**Work to complete**
Restate each line word for word. Leave out every picture.
.....
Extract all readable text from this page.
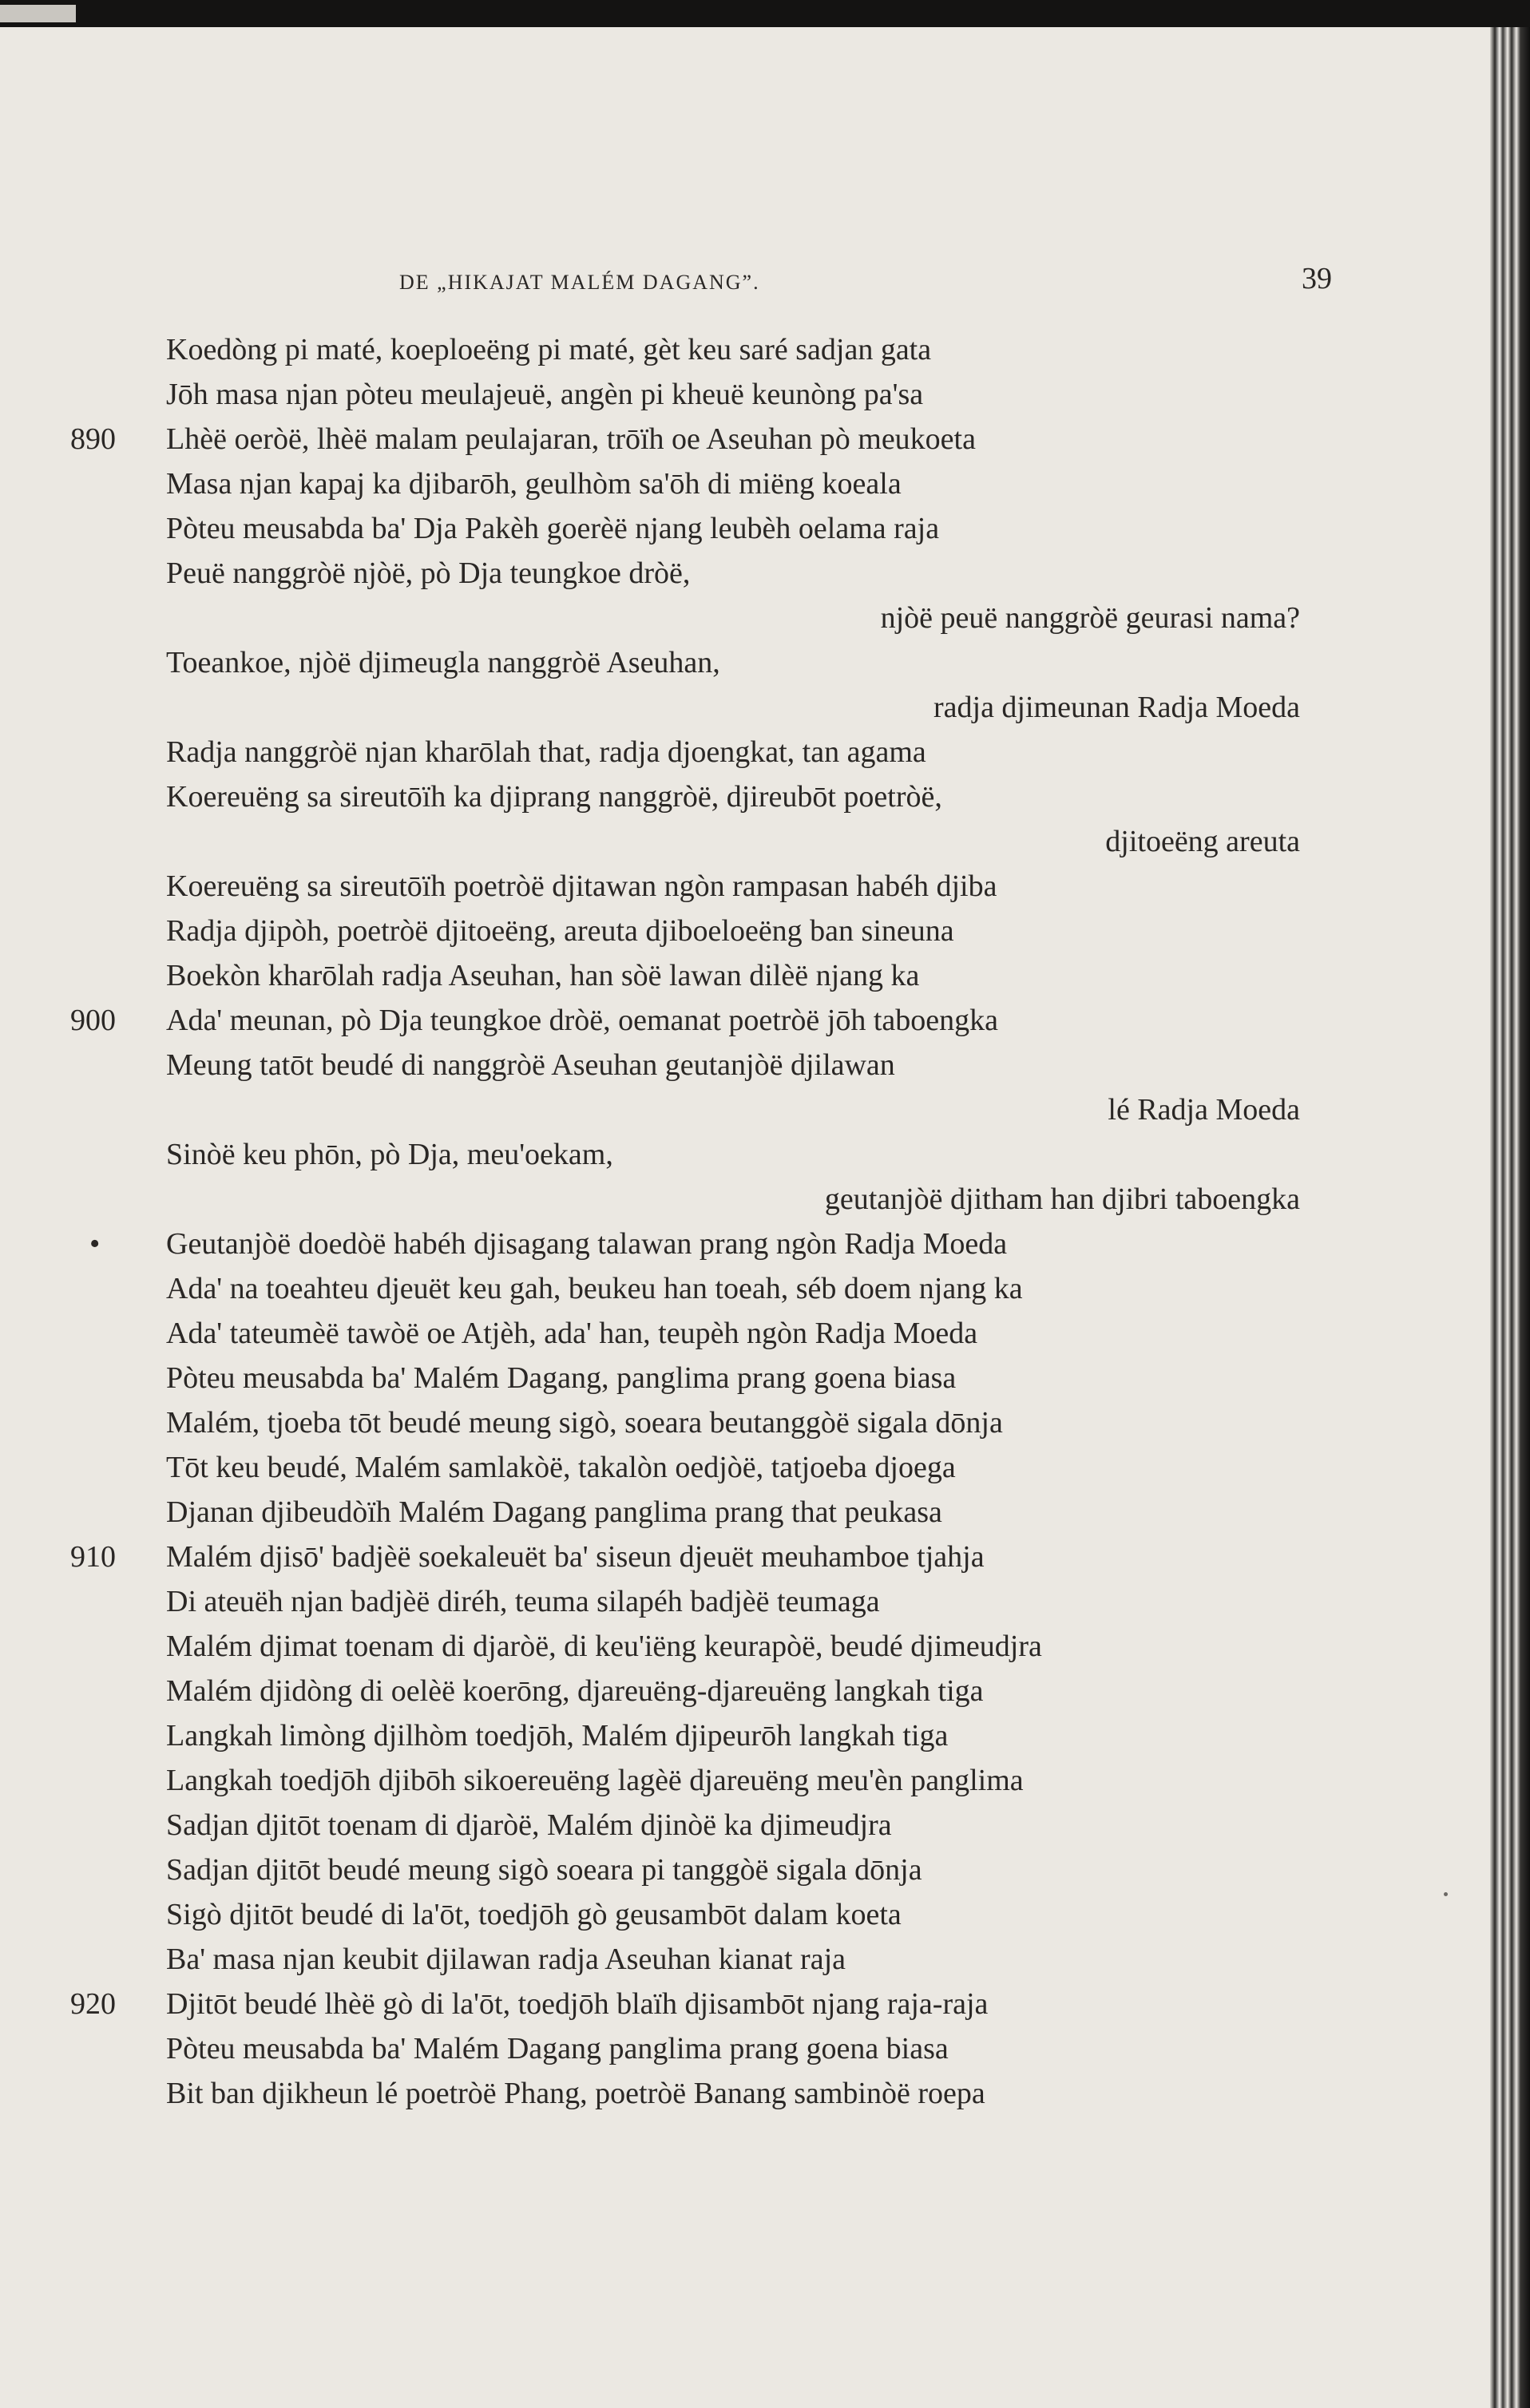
DE „HIKAJAT MALÉM DAGANG”.	39
Koedòng pi maté, koeploeëng pi maté, gèt keu saré sadjan gata
Jōh masa njan pòteu meulajeuë, angèn pi kheuë keunòng pa'sa
890	Lhèë oeròë, lhèë malam peulajaran, trōïh oe Aseuhan pò meukoeta
Masa njan kapaj ka djibarōh, geulhòm sa'ōh di miëng koeala
Pòteu meusabda ba' Dja Pakèh goerèë njang leubèh oelama raja
Peuë nanggròë njòë, pò Dja teungkoe dròë,
njòë peuë nanggròë geurasi nama?
Toeankoe, njòë djimeugla nanggròë Aseuhan,
radja djimeunan Radja Moeda
Radja nanggròë njan kharōlah that, radja djoengkat, tan agama
Koereuëng sa sireutōïh ka djiprang nanggròë, djireubōt poetròë,
djitoeëng areuta
Koereuëng sa sireutōïh poetròë djitawan ngòn rampasan habéh djiba
Radja djipòh, poetròë djitoeëng, areuta djiboeloeëng ban sineuna
Boekòn kharōlah radja Aseuhan, han sòë lawan dilèë njang ka
900	Ada' meunan, pò Dja teungkoe dròë, oemanat poetròë jōh taboengka
Meung tatōt beudé di nanggròë Aseuhan geutanjòë djilawan
lé Radja Moeda
Sinòë keu phōn, pò Dja, meu'oekam,
geutanjòë djitham han djibri taboengka
• Geutanjòë doedòë habéh djisagang talawan prang ngòn Radja Moeda
Ada' na toeahteu djeuët keu gah, beukeu han toeah, séb doem njang ka
Ada' tateumèë tawòë oe Atjèh, ada' han, teupèh ngòn Radja Moeda
Pòteu meusabda ba' Malém Dagang, panglima prang goena biasa
Malém, tjoeba tōt beudé meung sigò, soeara beutanggòë sigala dōnja
Tōt keu beudé, Malém samlakòë, takalòn oedjòë, tatjoeba djoega
Djanan djibeudòïh Malém Dagang panglima prang that peukasa
910	Malém djisō' badjèë soekaleuët ba' siseun djeuët meuhamboe tjahja
Di ateuëh njan badjèë diréh, teuma silapéh badjèë teumaga
Malém djimat toenam di djaròë, di keu'iëng keurapòë, beudé djimeudjra
Malém djidòng di oelèë koerōng, djareuëng-djareuëng langkah tiga
Langkah limòng djilhòm toedjōh, Malém djipeurōh langkah tiga
Langkah toedjōh djibōh sikoereuëng lagèë djareuëng meu'èn panglima
Sadjan djitōt toenam di djaròë, Malém djinòë ka djimeudjra
Sadjan djitōt beudé meung sigò soeara pi tanggòë sigala dōnja
Sigò djitōt beudé di la'ōt, toedjōh gò geusambōt dalam koeta
Ba' masa njan keubit djilawan radja Aseuhan kianat raja
920	Djitōt beudé lhèë gò di la'ōt, toedjōh blaïh djisambōt njang raja-raja
Pòteu meusabda ba' Malém Dagang panglima prang goena biasa
Bit ban djikheun lé poetròë Phang, poetròë Banang sambinòë roepa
.....
**Output for this task**
Extract all readable text from this page.
DE „HIKAJAT MALÉM DAGANG”.	39
Koedòng pi maté, koeploeëng pi maté, gèt keu saré sadjan gata
Jōh masa njan pòteu meulajeuë, angèn pi kheuë keunòng pa'sa
890	Lhèë oeròë, lhèë malam peulajaran, trōïh oe Aseuhan pò meukoeta
Masa njan kapaj ka djibarōh, geulhòm sa'ōh di miëng koeala
Pòteu meusabda ba' Dja Pakèh goerèë njang leubèh oelama raja
Peuë nanggròë njòë, pò Dja teungkoe dròë,
njòë peuë nanggròë geurasi nama?
Toeankoe, njòë djimeugla nanggròë Aseuhan,
radja djimeunan Radja Moeda
Radja nanggròë njan kharōlah that, radja djoengkat, tan agama
Koereuëng sa sireutōïh ka djiprang nanggròë, djireubōt poetròë,
djitoeëng areuta
Koereuëng sa sireutōïh poetròë djitawan ngòn rampasan habéh djiba
Radja djipòh, poetròë djitoeëng, areuta djiboeloeëng ban sineuna
Boekòn kharōlah radja Aseuhan, han sòë lawan dilèë njang ka
900	Ada' meunan, pò Dja teungkoe dròë, oemanat poetròë jōh taboengka
Meung tatōt beudé di nanggròë Aseuhan geutanjòë djilawan
lé Radja Moeda
Sinòë keu phōn, pò Dja, meu'oekam,
geutanjòë djitham han djibri taboengka
• Geutanjòë doedòë habéh djisagang talawan prang ngòn Radja Moeda
Ada' na toeahteu djeuët keu gah, beukeu han toeah, séb doem njang ka
Ada' tateumèë tawòë oe Atjèh, ada' han, teupèh ngòn Radja Moeda
Pòteu meusabda ba' Malém Dagang, panglima prang goena biasa
Malém, tjoeba tōt beudé meung sigò, soeara beutanggòë sigala dōnja
Tōt keu beudé, Malém samlakòë, takalòn oedjòë, tatjoeba djoega
Djanan djibeudòïh Malém Dagang panglima prang that peukasa
910	Malém djisō' badjèë soekaleuët ba' siseun djeuët meuhamboe tjahja
Di ateuëh njan badjèë diréh, teuma silapéh badjèë teumaga
Malém djimat toenam di djaròë, di keu'iëng keurapòë, beudé djimeudjra
Malém djidòng di oelèë koerōng, djareuëng-djareuëng langkah tiga
Langkah limòng djilhòm toedjōh, Malém djipeurōh langkah tiga
Langkah toedjōh djibōh sikoereuëng lagèë djareuëng meu'èn panglima
Sadjan djitōt toenam di djaròë, Malém djinòë ka djimeudjra
Sadjan djitōt beudé meung sigò soeara pi tanggòë sigala dōnja
Sigò djitōt beudé di la'ōt, toedjōh gò geusambōt dalam koeta
Ba' masa njan keubit djilawan radja Aseuhan kianat raja
920	Djitōt beudé lhèë gò di la'ōt, toedjōh blaïh djisambōt njang raja-raja
Pòteu meusabda ba' Malém Dagang panglima prang goena biasa
Bit ban djikheun lé poetròë Phang, poetròë Banang sambinòë roepa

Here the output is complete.